Repeat the lines that follow, leaving nothing out.

————

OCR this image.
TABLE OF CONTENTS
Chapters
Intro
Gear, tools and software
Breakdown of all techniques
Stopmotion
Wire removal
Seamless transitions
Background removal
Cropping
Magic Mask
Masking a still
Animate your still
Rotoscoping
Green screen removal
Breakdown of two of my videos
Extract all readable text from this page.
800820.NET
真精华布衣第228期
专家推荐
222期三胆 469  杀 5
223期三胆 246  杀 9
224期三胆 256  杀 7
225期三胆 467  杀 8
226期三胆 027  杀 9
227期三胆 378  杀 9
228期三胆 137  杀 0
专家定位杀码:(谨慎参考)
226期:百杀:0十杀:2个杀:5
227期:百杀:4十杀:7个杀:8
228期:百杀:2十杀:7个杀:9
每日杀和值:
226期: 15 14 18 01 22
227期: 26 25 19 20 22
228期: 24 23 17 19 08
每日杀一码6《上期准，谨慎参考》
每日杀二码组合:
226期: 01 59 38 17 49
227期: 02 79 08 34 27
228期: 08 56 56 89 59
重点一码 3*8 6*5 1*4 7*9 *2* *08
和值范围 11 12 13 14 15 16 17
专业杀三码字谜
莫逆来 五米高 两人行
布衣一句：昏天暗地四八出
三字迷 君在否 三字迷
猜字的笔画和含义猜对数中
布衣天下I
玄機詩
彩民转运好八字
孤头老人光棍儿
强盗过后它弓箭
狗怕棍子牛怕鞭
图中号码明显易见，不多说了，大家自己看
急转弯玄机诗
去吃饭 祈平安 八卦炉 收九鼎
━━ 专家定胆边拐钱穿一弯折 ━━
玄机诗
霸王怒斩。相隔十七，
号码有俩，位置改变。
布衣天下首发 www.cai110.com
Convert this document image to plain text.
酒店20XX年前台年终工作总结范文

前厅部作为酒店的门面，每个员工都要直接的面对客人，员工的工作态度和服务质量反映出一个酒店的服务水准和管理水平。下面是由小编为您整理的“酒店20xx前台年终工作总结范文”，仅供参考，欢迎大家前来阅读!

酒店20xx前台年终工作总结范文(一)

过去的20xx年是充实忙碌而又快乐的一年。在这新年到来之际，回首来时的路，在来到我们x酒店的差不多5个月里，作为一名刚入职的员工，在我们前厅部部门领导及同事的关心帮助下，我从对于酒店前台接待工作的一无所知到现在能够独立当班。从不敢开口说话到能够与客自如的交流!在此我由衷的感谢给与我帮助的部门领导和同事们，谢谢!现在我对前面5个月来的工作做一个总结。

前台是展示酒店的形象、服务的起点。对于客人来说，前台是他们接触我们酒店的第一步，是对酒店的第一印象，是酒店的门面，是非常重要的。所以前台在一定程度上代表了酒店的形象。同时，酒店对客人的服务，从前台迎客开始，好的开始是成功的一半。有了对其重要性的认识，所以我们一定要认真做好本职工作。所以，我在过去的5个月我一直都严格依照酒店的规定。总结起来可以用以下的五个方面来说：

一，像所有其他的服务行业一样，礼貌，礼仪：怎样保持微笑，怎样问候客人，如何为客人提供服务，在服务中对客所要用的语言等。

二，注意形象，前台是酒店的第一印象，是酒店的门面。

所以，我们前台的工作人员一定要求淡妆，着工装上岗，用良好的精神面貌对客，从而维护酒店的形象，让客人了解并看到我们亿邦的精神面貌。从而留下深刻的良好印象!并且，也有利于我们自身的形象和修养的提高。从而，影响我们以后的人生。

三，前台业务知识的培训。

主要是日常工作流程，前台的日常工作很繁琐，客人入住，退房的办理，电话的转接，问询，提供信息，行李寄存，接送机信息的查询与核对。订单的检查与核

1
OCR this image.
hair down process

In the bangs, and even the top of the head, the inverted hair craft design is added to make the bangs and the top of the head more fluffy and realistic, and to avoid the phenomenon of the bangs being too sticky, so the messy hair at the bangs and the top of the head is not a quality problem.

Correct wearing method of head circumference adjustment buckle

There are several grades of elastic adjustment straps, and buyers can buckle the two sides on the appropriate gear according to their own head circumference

————

**SOLUTION FOR THIS EXERCISE**
OCR this image.
TABLE OF CONTENTS
Chapters
Intro
Gear, tools and software
Breakdown of all techniques
Stopmotion
Wire removal
Seamless transitions
Background removal
Cropping
Magic Mask
Masking a still
Animate your still
Rotoscoping
Green screen removal
Breakdown of two of my videos
Extract all readable text from this page.
800820.NET
真精华布衣第228期
专家推荐
222期三胆 469  杀 5
223期三胆 246  杀 9
224期三胆 256  杀 7
225期三胆 467  杀 8
226期三胆 027  杀 9
227期三胆 378  杀 9
228期三胆 137  杀 0
专家定位杀码:(谨慎参考)
226期:百杀:0十杀:2个杀:5
227期:百杀:4十杀:7个杀:8
228期:百杀:2十杀:7个杀:9
每日杀和值:
226期: 15 14 18 01 22
227期: 26 25 19 20 22
228期: 24 23 17 19 08
每日杀一码6《上期准，谨慎参考》
每日杀二码组合:
226期: 01 59 38 17 49
227期: 02 79 08 34 27
228期: 08 56 56 89 59
重点一码 3*8 6*5 1*4 7*9 *2* *08
和值范围 11 12 13 14 15 16 17
专业杀三码字谜
莫逆来 五米高 两人行
布衣一句：昏天暗地四八出
三字迷 君在否 三字迷
猜字的笔画和含义猜对数中
布衣天下I
玄機詩
彩民转运好八字
孤头老人光棍儿
强盗过后它弓箭
狗怕棍子牛怕鞭
图中号码明显易见，不多说了，大家自己看
急转弯玄机诗
去吃饭 祈平安 八卦炉 收九鼎
━━ 专家定胆边拐钱穿一弯折 ━━
玄机诗
霸王怒斩。相隔十七，
号码有俩，位置改变。
布衣天下首发 www.cai110.com
Convert this document image to plain text.
酒店20XX年前台年终工作总结范文

前厅部作为酒店的门面，每个员工都要直接的面对客人，员工的工作态度和服务质量反映出一个酒店的服务水准和管理水平。下面是由小编为您整理的“酒店20xx前台年终工作总结范文”，仅供参考，欢迎大家前来阅读!

酒店20xx前台年终工作总结范文(一)

过去的20xx年是充实忙碌而又快乐的一年。在这新年到来之际，回首来时的路，在来到我们x酒店的差不多5个月里，作为一名刚入职的员工，在我们前厅部部门领导及同事的关心帮助下，我从对于酒店前台接待工作的一无所知到现在能够独立当班。从不敢开口说话到能够与客自如的交流!在此我由衷的感谢给与我帮助的部门领导和同事们，谢谢!现在我对前面5个月来的工作做一个总结。

前台是展示酒店的形象、服务的起点。对于客人来说，前台是他们接触我们酒店的第一步，是对酒店的第一印象，是酒店的门面，是非常重要的。所以前台在一定程度上代表了酒店的形象。同时，酒店对客人的服务，从前台迎客开始，好的开始是成功的一半。有了对其重要性的认识，所以我们一定要认真做好本职工作。所以，我在过去的5个月我一直都严格依照酒店的规定。总结起来可以用以下的五个方面来说：

一，像所有其他的服务行业一样，礼貌，礼仪：怎样保持微笑，怎样问候客人，如何为客人提供服务，在服务中对客所要用的语言等。

二，注意形象，前台是酒店的第一印象，是酒店的门面。

所以，我们前台的工作人员一定要求淡妆，着工装上岗，用良好的精神面貌对客，从而维护酒店的形象，让客人了解并看到我们亿邦的精神面貌。从而留下深刻的良好印象!并且，也有利于我们自身的形象和修养的提高。从而，影响我们以后的人生。

三，前台业务知识的培训。

主要是日常工作流程，前台的日常工作很繁琐，客人入住，退房的办理，电话的转接，问询，提供信息，行李寄存，接送机信息的查询与核对。订单的检查与核

1
OCR this image.
hair down process

In the bangs, and even the top of the head, the inverted hair craft design is added to make the bangs and the top of the head more fluffy and realistic, and to avoid the phenomenon of the bangs being too sticky, so the messy hair at the bangs and the top of the head is not a quality problem.

Correct wearing method of head circumference adjustment buckle

There are several grades of elastic adjustment straps, and buyers can buckle the two sides on the appropriate gear according to their own head circumference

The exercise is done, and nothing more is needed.